Reproduce everything from the line containing "Where is each" down to the line containing "logical-server-icon[interactable] xyxy=(8,30,38,60)", replacing "section-divider" with "section-separator" throughout and changing nothing else. Omit the picture from your answer.

---- GIVEN INFORMATION

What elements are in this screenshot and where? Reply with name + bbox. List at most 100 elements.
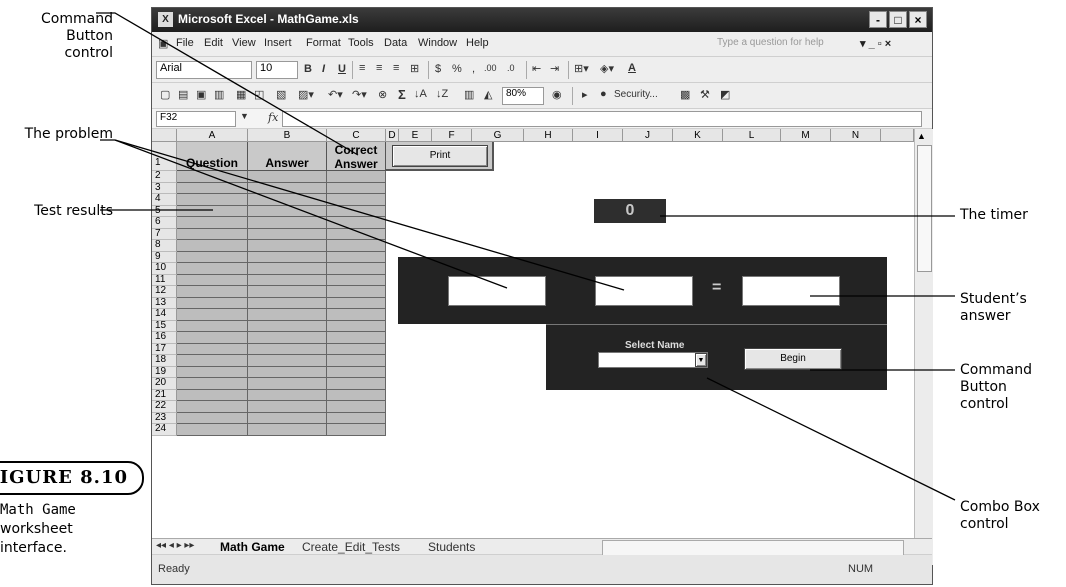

--------
---- GIVEN INFORMATION

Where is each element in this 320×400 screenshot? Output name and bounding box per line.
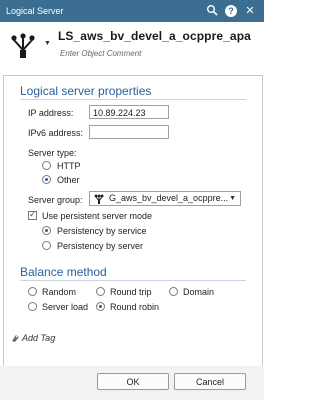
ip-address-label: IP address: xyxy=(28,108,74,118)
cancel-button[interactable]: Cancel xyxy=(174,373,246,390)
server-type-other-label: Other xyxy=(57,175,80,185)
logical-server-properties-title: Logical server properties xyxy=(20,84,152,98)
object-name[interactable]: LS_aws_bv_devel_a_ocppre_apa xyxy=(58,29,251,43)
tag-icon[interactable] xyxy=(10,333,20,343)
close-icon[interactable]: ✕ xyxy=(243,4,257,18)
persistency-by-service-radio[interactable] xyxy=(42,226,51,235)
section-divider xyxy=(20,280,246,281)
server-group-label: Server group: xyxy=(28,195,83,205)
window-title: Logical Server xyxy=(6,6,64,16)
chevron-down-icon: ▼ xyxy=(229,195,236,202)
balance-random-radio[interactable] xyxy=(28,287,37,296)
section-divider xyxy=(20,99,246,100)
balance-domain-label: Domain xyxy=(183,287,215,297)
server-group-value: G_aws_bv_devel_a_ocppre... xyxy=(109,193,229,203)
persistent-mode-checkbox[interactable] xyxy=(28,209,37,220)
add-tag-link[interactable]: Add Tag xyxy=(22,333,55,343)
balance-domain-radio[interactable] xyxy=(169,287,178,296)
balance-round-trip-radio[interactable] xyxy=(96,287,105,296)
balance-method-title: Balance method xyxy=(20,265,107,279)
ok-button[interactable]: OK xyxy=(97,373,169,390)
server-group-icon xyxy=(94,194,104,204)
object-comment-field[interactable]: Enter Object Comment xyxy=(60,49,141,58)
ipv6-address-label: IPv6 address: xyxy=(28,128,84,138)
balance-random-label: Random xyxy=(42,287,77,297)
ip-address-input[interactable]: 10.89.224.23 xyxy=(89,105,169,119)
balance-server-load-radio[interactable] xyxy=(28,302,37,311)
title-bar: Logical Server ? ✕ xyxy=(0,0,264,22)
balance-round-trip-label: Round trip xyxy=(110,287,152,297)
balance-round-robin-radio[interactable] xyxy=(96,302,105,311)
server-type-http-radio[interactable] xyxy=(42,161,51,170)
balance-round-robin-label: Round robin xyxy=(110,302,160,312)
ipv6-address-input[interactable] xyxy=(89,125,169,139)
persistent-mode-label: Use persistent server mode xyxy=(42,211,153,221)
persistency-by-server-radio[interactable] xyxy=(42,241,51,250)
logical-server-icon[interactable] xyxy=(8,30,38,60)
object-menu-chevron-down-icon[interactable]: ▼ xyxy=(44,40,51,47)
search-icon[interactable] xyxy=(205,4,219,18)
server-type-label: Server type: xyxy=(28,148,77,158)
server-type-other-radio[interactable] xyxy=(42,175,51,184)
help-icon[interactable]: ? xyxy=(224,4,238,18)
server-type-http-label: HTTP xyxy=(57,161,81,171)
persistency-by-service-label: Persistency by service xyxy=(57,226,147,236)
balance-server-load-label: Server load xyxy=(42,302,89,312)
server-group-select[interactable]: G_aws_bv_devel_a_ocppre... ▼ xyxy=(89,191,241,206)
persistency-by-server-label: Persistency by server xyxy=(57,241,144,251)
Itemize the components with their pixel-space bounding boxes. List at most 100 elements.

--------

CORRECT OUTPUT:
Where is each element in this 320×400 screenshot? Output name and bounding box per line.
ip-address-label: IP address: xyxy=(28,108,74,118)
cancel-button[interactable]: Cancel xyxy=(174,373,246,390)
server-type-other-label: Other xyxy=(57,175,80,185)
logical-server-properties-title: Logical server properties xyxy=(20,84,152,98)
object-name[interactable]: LS_aws_bv_devel_a_ocppre_apa xyxy=(58,29,251,43)
tag-icon[interactable] xyxy=(10,333,20,343)
close-icon[interactable]: ✕ xyxy=(243,4,257,18)
persistency-by-service-radio[interactable] xyxy=(42,226,51,235)
section-separator xyxy=(20,280,246,281)
server-group-label: Server group: xyxy=(28,195,83,205)
window-title: Logical Server xyxy=(6,6,64,16)
chevron-down-icon: ▼ xyxy=(229,195,236,202)
balance-random-radio[interactable] xyxy=(28,287,37,296)
section-separator xyxy=(20,99,246,100)
balance-domain-label: Domain xyxy=(183,287,215,297)
server-group-value: G_aws_bv_devel_a_ocppre... xyxy=(109,193,229,203)
persistent-mode-checkbox[interactable] xyxy=(28,209,37,220)
add-tag-link[interactable]: Add Tag xyxy=(22,333,55,343)
balance-domain-radio[interactable] xyxy=(169,287,178,296)
balance-round-trip-radio[interactable] xyxy=(96,287,105,296)
balance-method-title: Balance method xyxy=(20,265,107,279)
ok-button[interactable]: OK xyxy=(97,373,169,390)
server-group-icon xyxy=(94,194,104,204)
object-comment-field[interactable]: Enter Object Comment xyxy=(60,49,141,58)
ipv6-address-label: IPv6 address: xyxy=(28,128,84,138)
balance-random-label: Random xyxy=(42,287,77,297)
ip-address-input[interactable]: 10.89.224.23 xyxy=(89,105,169,119)
balance-server-load-radio[interactable] xyxy=(28,302,37,311)
title-bar: Logical Server ? ✕ xyxy=(0,0,264,22)
balance-round-trip-label: Round trip xyxy=(110,287,152,297)
balance-round-robin-radio[interactable] xyxy=(96,302,105,311)
server-type-http-radio[interactable] xyxy=(42,161,51,170)
balance-round-robin-label: Round robin xyxy=(110,302,160,312)
ipv6-address-input[interactable] xyxy=(89,125,169,139)
persistent-mode-label: Use persistent server mode xyxy=(42,211,153,221)
persistency-by-server-radio[interactable] xyxy=(42,241,51,250)
logical-server-icon[interactable] xyxy=(8,30,38,60)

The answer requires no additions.